(EXERCISE TASKS):
1. According to the passage on party walls, apart from special statutory definitions, in how many different legal senses may the term "Party Wall" be used?
2. From the passage on party walls, return the text starting with "England and Wales" and going on through "flats or apartments.".

A party wall (occasionally parti-wall or parting wall, also known as common wall or as a demising wall) is a wall shared by two adjoining properties.. Typically, the builder lays the wall along a property line dividing two terraced houses, so that one half of the wall's thickness lies on each side. This type of wall is usually structural. Party walls can also be formed by two abutting walls built at different times. The term can be also used to describe a division between separate units within a multi-unit apartment complex. Very often the wall in this case is non-structural but designed to meet established criteria for sound and/or fire protection, i.e. a firewall.

Waterproofing 
A waterproofing membrane can extend 6" up a demising walls as well as under the wall.

England and Wales
While party walls are effectively in common ownership of two or more immediately adjacent owners, there are various possibilities for legal ownership: the wall may belong to both tenants (in common), to one tenant or the other, or partly to one, partly to the other. In cases where the ownership is not shared, both parties have use of the wall, if not ownership. Other party structures can exist, such as floors dividing flats or apartments.

Apart from special statutory definitions, the term "Party Wall" may be used in four different legal senses.  
It may mean:
 a wall of which the adjoining owners are tenants in common; 
 a wall divided longitudinally into two strips, one belonging to each of the neighbouring owners; 
 a wall which belongs entirely to one of the adjoining owners, but is subject to an easement or right in the other to have it maintained as a dividing wall between the two tenements; 
 a wall divided longitudinally into two moieties, each moiety being subject to a cross easement, in favour of the owner of the other moiety.

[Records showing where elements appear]
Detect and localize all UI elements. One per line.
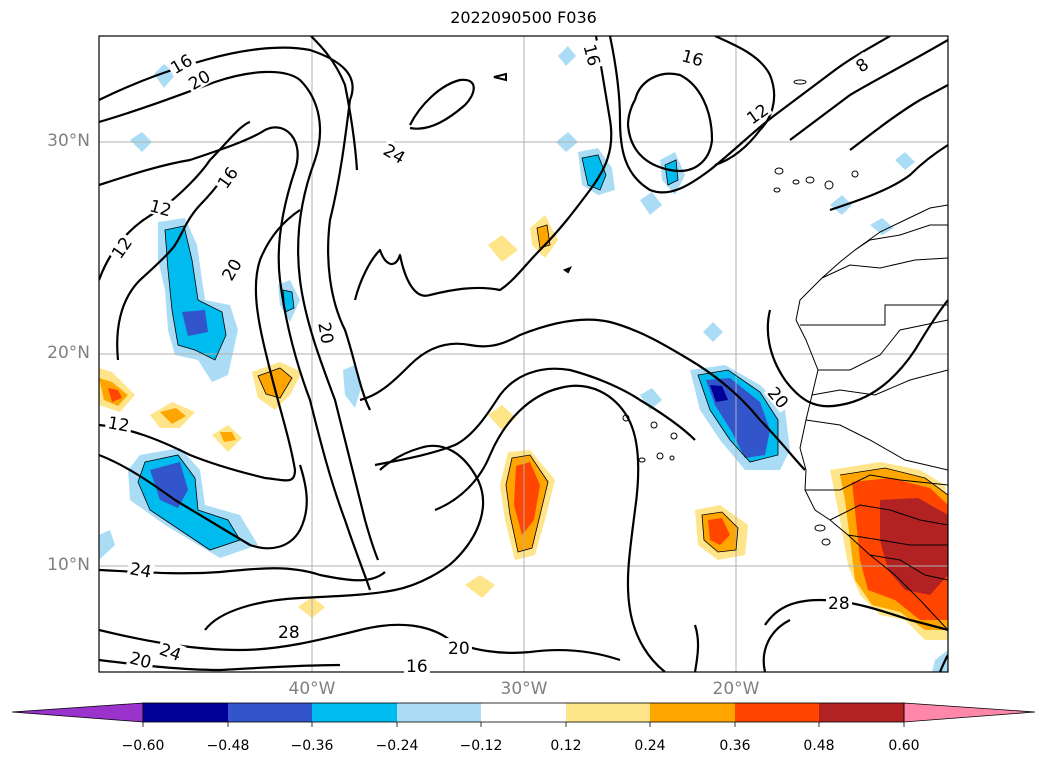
- colorbar-tick-label: 0.60: [888, 738, 920, 754]
- colorbar-segment: [566, 703, 650, 722]
- colorbar-under-triangle: [11, 702, 144, 723]
- colorbar-segment: [650, 703, 735, 722]
- lat-label-30n: 30°N: [47, 131, 90, 151]
- colorbar-tick-label: −0.24: [375, 738, 419, 754]
- lon-label-20w: 20°W: [712, 679, 760, 699]
- colorbar-tick-label: −0.36: [290, 738, 334, 754]
- colorbar-tick-label: 0.48: [803, 738, 835, 754]
- contour-label: 20: [448, 639, 470, 659]
- colorbar-tick-label: −0.12: [459, 738, 503, 754]
- lat-label-10n: 10°N: [47, 555, 90, 575]
- colorbar-segment: [735, 703, 819, 722]
- colorbar-segment: [819, 703, 904, 722]
- map-frame: [98, 35, 949, 673]
- contour-label: 12: [106, 413, 131, 436]
- contour-label: 16: [214, 164, 243, 193]
- contour-label: 28: [278, 623, 300, 643]
- map-title: 2022090500 F036: [450, 8, 597, 27]
- contour-label: 28: [828, 594, 850, 614]
- colorbar: [11, 702, 1036, 727]
- contour-blobs: [493, 72, 573, 274]
- coastlines: [622, 79, 948, 631]
- colorbar-segment: [228, 703, 312, 722]
- graticule: [99, 36, 948, 672]
- contour-label: 24: [128, 559, 153, 582]
- negative-anomaly-areas: [99, 46, 948, 672]
- colorbar-tick-label: 0.36: [719, 738, 751, 754]
- shaded-fields: [99, 46, 948, 672]
- contour-label: 24: [379, 141, 408, 169]
- colorbar-segment: [143, 703, 228, 722]
- contour-label: 16: [406, 657, 428, 677]
- contour-label: 12: [743, 100, 772, 129]
- colorbar-segment: [312, 703, 397, 722]
- lon-label-40w: 40°W: [288, 679, 336, 699]
- contour-lines: [99, 36, 948, 672]
- contour-label: 12: [108, 234, 137, 263]
- colorbar-tick-label: −0.48: [206, 738, 250, 754]
- colorbar-segment: [481, 703, 566, 722]
- colorbar-tick-label: 0.12: [550, 738, 582, 754]
- contour-label: 20: [313, 321, 336, 346]
- lat-label-20n: 20°N: [47, 343, 90, 363]
- contour-label: 20: [219, 256, 247, 285]
- lon-label-30w: 30°W: [500, 679, 548, 699]
- colorbar-tick-label: 0.24: [634, 738, 666, 754]
- colorbar-segment: [397, 703, 481, 722]
- colorbar-over-triangle: [903, 702, 1036, 723]
- colorbar-tick-label: −0.60: [121, 738, 165, 754]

(THE ANSWERS):
1. Four.

2.
England and Wales
While party walls are effectively in common ownership of two or more immediately adjacent owners, there are various possibilities for legal ownership: the wall may belong to both tenants (in common), to one tenant or the other, or partly to one, partly to the other. In cases where the ownership is not shared, both parties have use of the wall, if not ownership. Other party structures can exist, such as floors dividing flats or apartments.